[What you should do]: Read the records below and copy each line that contains "shown".

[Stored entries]
<<<<

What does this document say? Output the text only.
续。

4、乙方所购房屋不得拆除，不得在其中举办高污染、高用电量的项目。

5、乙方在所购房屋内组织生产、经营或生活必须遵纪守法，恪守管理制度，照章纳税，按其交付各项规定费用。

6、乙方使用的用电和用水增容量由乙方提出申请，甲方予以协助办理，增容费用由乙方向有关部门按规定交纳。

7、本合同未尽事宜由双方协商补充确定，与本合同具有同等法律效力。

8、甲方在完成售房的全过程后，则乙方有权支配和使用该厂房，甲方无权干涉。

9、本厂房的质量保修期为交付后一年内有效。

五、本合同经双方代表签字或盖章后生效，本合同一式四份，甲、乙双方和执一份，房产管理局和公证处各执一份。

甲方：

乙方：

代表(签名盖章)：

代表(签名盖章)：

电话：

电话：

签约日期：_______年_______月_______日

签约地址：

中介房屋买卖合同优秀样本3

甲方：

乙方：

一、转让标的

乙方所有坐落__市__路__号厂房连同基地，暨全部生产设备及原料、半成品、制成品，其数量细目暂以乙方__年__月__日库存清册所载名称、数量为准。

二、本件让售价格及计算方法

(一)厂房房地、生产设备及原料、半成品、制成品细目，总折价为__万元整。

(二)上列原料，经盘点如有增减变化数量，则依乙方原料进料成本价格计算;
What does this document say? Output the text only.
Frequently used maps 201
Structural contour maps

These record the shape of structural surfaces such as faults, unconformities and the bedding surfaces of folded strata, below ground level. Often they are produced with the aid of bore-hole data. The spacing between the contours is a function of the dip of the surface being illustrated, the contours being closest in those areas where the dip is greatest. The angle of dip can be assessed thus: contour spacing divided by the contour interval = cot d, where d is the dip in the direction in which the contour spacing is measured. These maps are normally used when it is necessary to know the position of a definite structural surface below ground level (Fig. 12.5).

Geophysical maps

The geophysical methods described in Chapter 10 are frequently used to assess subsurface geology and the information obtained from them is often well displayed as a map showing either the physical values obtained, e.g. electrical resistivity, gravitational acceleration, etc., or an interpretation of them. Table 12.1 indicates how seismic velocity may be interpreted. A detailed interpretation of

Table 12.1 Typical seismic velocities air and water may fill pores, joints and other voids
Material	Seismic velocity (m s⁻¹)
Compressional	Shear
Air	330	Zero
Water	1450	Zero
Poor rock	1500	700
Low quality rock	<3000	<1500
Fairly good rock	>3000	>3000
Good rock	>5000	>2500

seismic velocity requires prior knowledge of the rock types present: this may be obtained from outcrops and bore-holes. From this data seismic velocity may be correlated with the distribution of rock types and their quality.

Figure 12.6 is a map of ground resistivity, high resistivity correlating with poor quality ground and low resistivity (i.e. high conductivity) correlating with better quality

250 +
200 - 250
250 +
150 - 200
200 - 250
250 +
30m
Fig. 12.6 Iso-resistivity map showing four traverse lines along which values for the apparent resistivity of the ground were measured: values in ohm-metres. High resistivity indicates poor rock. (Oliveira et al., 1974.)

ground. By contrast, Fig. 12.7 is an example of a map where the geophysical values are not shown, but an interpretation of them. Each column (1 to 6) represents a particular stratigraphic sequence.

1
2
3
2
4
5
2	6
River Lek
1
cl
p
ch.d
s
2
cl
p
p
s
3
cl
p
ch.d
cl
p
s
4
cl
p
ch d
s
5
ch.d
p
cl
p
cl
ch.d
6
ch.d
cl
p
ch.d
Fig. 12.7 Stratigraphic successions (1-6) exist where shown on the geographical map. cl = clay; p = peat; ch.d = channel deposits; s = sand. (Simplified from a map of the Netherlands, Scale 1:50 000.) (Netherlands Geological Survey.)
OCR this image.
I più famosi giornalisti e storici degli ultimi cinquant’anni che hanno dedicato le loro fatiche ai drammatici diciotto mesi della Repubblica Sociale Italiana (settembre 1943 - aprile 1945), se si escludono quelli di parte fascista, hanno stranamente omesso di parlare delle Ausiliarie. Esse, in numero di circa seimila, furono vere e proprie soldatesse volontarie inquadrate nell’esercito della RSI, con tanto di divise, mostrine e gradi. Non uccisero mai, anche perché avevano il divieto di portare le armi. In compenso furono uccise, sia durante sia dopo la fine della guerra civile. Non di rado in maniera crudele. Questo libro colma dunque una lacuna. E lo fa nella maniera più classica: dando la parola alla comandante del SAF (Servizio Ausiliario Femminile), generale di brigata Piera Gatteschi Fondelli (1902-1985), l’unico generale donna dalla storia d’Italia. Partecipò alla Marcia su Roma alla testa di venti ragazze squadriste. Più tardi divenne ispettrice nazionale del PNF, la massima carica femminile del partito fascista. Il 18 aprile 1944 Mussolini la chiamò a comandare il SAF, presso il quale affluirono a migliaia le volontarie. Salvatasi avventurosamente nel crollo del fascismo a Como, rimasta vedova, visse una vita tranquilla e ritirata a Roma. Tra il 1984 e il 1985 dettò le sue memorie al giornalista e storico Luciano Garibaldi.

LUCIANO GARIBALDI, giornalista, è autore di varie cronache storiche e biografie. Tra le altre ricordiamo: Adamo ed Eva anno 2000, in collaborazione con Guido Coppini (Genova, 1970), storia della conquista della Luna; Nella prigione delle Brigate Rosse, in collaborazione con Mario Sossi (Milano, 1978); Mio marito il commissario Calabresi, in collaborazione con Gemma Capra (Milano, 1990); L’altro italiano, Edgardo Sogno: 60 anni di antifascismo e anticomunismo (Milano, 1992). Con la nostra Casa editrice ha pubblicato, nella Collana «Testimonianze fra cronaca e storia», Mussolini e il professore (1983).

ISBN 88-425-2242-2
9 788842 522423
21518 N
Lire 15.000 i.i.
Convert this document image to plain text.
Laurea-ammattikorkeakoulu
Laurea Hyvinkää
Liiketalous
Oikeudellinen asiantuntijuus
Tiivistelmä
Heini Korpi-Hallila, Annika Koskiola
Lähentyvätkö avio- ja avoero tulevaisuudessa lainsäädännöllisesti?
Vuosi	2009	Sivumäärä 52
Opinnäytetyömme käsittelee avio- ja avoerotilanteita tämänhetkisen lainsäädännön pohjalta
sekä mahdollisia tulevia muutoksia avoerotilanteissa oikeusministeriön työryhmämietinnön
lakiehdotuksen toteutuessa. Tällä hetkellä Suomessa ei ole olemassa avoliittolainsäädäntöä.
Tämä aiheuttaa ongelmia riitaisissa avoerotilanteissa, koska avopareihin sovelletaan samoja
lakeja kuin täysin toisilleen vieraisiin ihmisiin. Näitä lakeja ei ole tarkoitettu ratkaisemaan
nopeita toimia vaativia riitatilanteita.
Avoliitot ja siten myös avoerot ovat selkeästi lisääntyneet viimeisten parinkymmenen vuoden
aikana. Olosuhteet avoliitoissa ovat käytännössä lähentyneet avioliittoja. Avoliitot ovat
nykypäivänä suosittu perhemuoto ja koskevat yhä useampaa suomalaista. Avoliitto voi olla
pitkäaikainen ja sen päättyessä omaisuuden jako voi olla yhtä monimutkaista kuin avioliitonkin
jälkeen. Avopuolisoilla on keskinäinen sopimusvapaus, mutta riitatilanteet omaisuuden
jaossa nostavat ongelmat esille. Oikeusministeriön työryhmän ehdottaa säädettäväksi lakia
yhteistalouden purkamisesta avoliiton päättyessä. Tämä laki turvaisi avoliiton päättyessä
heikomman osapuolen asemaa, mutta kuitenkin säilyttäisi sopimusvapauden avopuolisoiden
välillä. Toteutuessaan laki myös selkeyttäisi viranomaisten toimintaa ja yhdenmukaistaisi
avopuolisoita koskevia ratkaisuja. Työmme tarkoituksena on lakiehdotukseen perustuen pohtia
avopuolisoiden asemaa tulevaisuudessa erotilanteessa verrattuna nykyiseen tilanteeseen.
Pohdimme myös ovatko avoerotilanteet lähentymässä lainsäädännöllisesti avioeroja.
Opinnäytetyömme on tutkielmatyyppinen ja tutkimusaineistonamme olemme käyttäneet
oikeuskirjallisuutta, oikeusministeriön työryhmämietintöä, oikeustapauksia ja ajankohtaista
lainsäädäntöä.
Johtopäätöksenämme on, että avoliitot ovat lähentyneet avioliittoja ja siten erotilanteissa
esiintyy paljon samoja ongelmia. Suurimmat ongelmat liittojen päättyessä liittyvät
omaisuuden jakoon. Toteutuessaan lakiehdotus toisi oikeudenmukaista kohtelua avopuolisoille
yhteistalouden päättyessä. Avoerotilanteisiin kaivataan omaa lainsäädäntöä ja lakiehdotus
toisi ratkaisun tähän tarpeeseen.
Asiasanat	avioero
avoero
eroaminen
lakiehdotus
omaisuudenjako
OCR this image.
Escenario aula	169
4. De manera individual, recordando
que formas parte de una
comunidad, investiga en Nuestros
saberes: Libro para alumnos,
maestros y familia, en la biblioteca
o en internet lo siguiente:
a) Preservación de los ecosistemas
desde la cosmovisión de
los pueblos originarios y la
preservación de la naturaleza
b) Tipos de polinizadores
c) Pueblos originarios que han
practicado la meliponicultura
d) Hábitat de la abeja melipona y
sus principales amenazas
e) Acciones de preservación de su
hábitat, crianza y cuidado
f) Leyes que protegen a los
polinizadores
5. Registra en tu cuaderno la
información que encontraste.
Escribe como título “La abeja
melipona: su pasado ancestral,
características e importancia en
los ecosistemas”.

>>>>

[Task response]:
ground. By contrast, Fig. 12.7 is an example of a map where the geophysical values are not shown, but an interpretation of them. Each column (1 to 6) represents a particular stratigraphic sequence.
Fig. 12.7 Stratigraphic successions (1-6) exist where shown on the geographical map. cl = clay; p = peat; ch.d = channel deposits; s = sand. (Simplified from a map of the Netherlands, Scale 1:50 000.) (Netherlands Geological Survey.)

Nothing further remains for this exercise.